### Task goal
The entries below should be quoted exactly, with no pictures carried over.

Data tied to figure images
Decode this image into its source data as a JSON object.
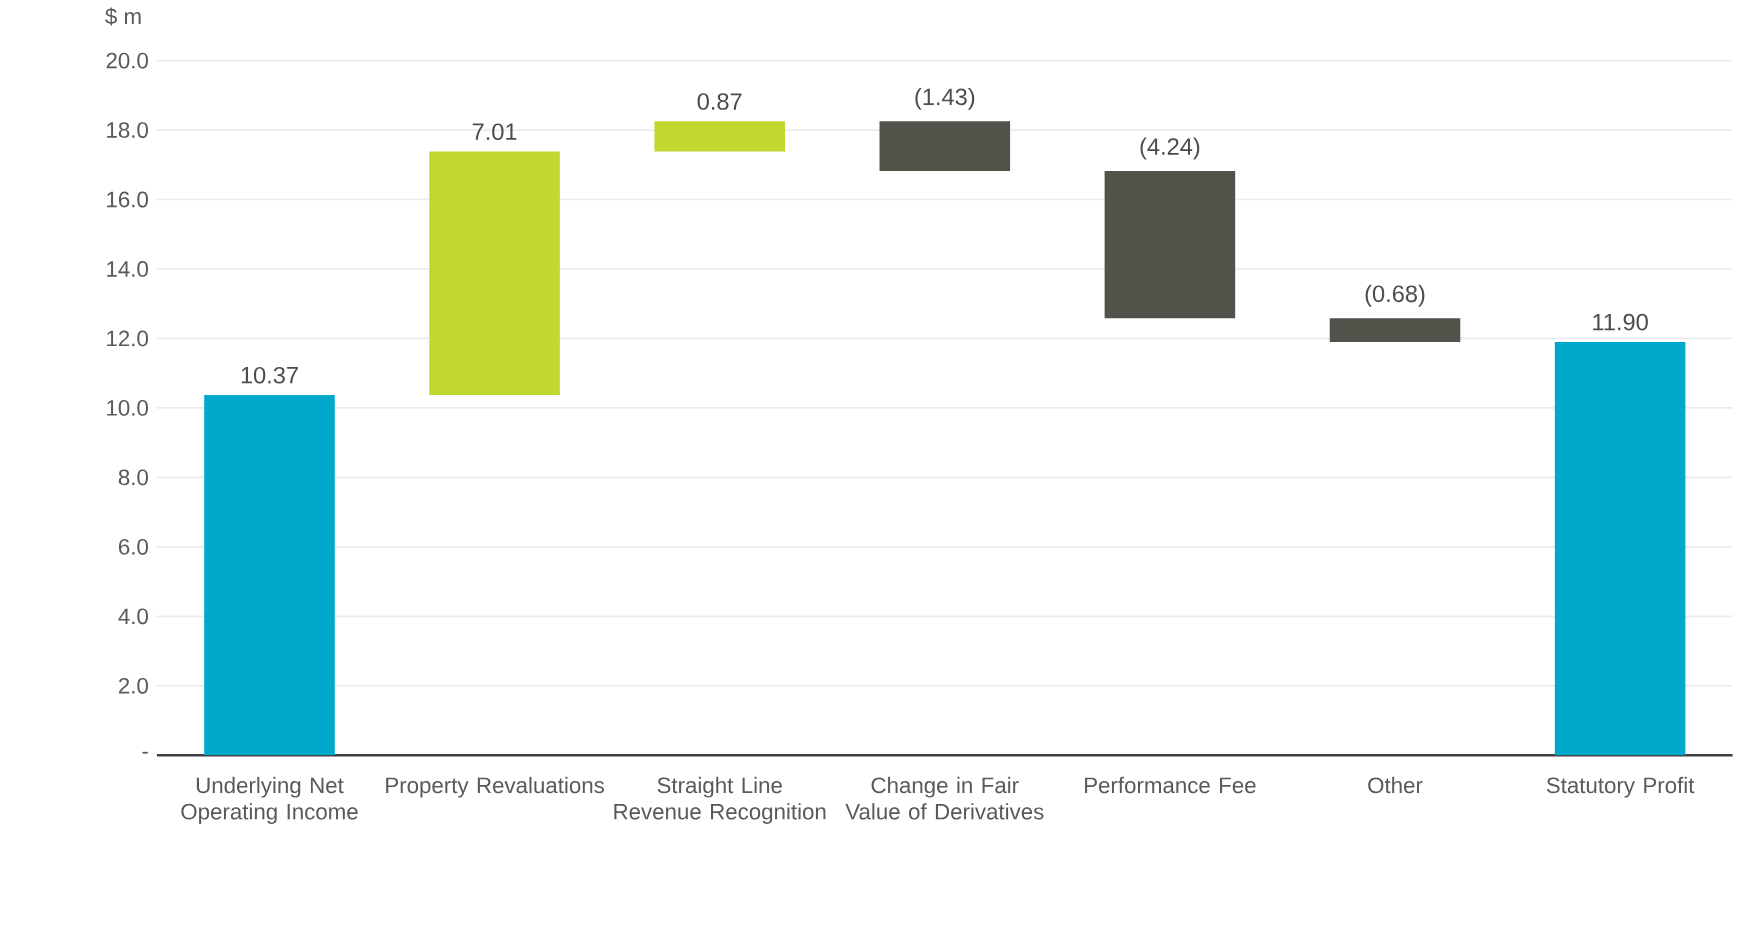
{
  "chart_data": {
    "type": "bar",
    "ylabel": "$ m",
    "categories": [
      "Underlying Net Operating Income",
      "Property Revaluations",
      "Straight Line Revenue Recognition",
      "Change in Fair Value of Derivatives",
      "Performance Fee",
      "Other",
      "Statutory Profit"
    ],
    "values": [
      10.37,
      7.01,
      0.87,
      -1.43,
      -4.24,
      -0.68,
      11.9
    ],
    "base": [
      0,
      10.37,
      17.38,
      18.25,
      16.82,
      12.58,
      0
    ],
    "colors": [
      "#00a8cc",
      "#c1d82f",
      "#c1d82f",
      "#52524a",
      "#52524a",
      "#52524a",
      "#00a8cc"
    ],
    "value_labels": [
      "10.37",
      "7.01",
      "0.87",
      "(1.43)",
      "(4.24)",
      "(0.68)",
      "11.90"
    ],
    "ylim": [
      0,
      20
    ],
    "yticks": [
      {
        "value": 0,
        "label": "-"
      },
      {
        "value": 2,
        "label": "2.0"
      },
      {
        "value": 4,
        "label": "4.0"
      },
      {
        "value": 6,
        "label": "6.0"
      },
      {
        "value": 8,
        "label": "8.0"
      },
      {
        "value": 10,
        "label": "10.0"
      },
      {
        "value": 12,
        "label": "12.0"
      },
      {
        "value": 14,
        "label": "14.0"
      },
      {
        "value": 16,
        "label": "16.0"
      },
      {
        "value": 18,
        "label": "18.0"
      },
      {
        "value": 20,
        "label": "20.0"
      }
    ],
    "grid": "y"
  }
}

### Final result
Decode this image into its source data as a JSON object.
{
  "chart_data": {
    "type": "bar",
    "ylabel": "$ m",
    "categories": [
      "Underlying Net Operating Income",
      "Property Revaluations",
      "Straight Line Revenue Recognition",
      "Change in Fair Value of Derivatives",
      "Performance Fee",
      "Other",
      "Statutory Profit"
    ],
    "values": [
      10.37,
      7.01,
      0.87,
      -1.43,
      -4.24,
      -0.68,
      11.9
    ],
    "base": [
      0,
      10.37,
      17.38,
      18.25,
      16.82,
      12.58,
      0
    ],
    "colors": [
      "#00a8cc",
      "#c1d82f",
      "#c1d82f",
      "#52524a",
      "#52524a",
      "#52524a",
      "#00a8cc"
    ],
    "value_labels": [
      "10.37",
      "7.01",
      "0.87",
      "(1.43)",
      "(4.24)",
      "(0.68)",
      "11.90"
    ],
    "ylim": [
      0,
      20
    ],
    "yticks": [
      {
        "value": 0,
        "label": "-"
      },
      {
        "value": 2,
        "label": "2.0"
      },
      {
        "value": 4,
        "label": "4.0"
      },
      {
        "value": 6,
        "label": "6.0"
      },
      {
        "value": 8,
        "label": "8.0"
      },
      {
        "value": 10,
        "label": "10.0"
      },
      {
        "value": 12,
        "label": "12.0"
      },
      {
        "value": 14,
        "label": "14.0"
      },
      {
        "value": 16,
        "label": "16.0"
      },
      {
        "value": 18,
        "label": "18.0"
      },
      {
        "value": 20,
        "label": "20.0"
      }
    ],
    "grid": "y"
  }
}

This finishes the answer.